BEGIN SELECTED TEXT

Question

Let f, g and h be real-valued functions defined on the interval $[0,1]$ by $f\left(x\right)=e^{x^2}+e^{-x^2},g\left(x\right)=x{e}^{x^2}+e^{-x^2}$ and $h\left(x\right)=x^2{e}^{x^2}+e^{x^2}$. If a, b and c denote the absolute maximum of f, g and h on $[0,1]$ then

• A. $a=b$ and $b\ne c$
• B. $c=a$ and $a\ne b$
• C. $a\ne b$ and $b\ne c$
• D. $a=b=c$

Answer 1

Answer: (D)

$a=b=c$

We have,
$f\left(x\right)=e^{x^2}+e^{{-x}^2}\Rightarrow f^{\prime }\left(x\right)f\left(x\right)$
$=2x(e^{x^2}-e^{{-x}^2})\ge 0\forall x\in [0,1]$
Clearly for $0\le x\le 1,f\left(x\right)\ge g\left(x\right)\ge h\left(x\right)$
$\because f\left(1\right)=g\left(1\right)=h\left(1\right)=e+\frac{1}{e}$
and f(1) is the greatest
$\therefore a=b=c=e+\frac{1}{e}\Rightarrow a=b=c$

END SELECTED TEXT

**YOUR TASKS:**
(a) Summarize the thread on absolute maxima in two sentences.
(b) Retype the thread on absolute maxima, starting at "Let f, g and" and ending at "Answer: (D)".

BEGIN PROVIDED DATA

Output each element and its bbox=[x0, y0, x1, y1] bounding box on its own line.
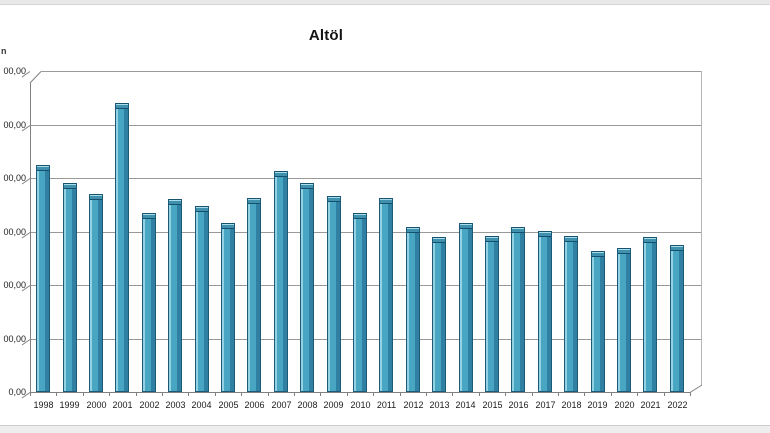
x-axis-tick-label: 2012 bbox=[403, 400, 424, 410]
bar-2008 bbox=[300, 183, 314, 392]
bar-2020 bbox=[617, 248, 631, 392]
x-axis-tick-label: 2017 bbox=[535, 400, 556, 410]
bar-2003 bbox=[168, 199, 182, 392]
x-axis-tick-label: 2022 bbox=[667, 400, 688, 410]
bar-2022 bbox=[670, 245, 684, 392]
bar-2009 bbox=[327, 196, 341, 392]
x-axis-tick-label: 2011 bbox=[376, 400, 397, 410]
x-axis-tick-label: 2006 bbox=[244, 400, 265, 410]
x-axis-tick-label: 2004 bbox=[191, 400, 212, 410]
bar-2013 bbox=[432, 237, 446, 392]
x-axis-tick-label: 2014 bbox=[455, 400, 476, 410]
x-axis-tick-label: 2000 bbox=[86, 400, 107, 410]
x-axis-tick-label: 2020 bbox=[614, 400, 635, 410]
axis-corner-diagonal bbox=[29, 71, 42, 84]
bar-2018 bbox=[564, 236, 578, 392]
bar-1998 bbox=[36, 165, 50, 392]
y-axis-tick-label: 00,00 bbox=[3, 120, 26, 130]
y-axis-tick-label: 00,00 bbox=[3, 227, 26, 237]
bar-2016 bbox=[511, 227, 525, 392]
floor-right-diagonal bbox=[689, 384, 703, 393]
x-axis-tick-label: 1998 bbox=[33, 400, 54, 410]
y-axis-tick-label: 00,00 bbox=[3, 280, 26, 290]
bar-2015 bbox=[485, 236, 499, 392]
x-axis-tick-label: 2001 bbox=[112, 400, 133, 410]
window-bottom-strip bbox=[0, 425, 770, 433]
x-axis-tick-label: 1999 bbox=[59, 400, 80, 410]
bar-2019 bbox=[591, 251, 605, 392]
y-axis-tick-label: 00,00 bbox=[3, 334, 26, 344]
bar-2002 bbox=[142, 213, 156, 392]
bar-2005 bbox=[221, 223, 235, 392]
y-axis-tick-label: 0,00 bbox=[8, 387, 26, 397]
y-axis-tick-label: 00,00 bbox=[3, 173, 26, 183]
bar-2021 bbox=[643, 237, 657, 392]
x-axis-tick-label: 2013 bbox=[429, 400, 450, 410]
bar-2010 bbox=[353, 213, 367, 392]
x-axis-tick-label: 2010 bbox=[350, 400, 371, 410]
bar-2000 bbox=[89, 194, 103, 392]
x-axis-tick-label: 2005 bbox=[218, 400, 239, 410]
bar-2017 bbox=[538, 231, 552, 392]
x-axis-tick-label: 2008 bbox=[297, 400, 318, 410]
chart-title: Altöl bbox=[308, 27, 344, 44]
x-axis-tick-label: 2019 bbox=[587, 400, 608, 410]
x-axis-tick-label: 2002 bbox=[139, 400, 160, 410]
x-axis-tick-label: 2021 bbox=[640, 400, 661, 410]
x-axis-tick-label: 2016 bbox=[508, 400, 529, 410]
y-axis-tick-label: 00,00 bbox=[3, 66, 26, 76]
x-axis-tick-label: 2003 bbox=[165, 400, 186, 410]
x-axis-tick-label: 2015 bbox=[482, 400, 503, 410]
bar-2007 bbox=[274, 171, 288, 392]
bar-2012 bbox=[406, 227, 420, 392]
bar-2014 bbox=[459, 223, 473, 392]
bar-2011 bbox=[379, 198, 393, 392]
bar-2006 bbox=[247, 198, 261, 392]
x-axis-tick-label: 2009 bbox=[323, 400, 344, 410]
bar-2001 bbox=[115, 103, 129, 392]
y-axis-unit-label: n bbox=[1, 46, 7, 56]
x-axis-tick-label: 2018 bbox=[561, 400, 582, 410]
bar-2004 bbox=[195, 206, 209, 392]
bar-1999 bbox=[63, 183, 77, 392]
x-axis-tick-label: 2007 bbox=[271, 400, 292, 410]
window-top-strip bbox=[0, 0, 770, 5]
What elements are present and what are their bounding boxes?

END PROVIDED DATA

**TASK-BY-TASK ANSWERS:**
(a) The thread defines three real-valued functions f, g and h on [0,1] and asks how their absolute maxima a, b and c on that interval compare. The answer picks option D, a = b = c, arguing that f′(x) ≥ 0 on [0,1] and that f(1) = g(1) = h(1) = e + 1/e.

(b)
Let f, g and h be real-valued functions defined on the interval $[0,1]$ by $f\left(x\right)=e^{x^2}+e^{-x^2},g\left(x\right)=x{e}^{x^2}+e^{-x^2}$ and $h\left(x\right)=x^2{e}^{x^2}+e^{x^2}$. If a, b and c denote the absolute maximum of f, g and h on $[0,1]$ then

• A. $a=b$ and $b\ne c$
• B. $c=a$ and $a\ne b$
• C. $a\ne b$ and $b\ne c$
• D. $a=b=c$

Answer 1

Answer: (D)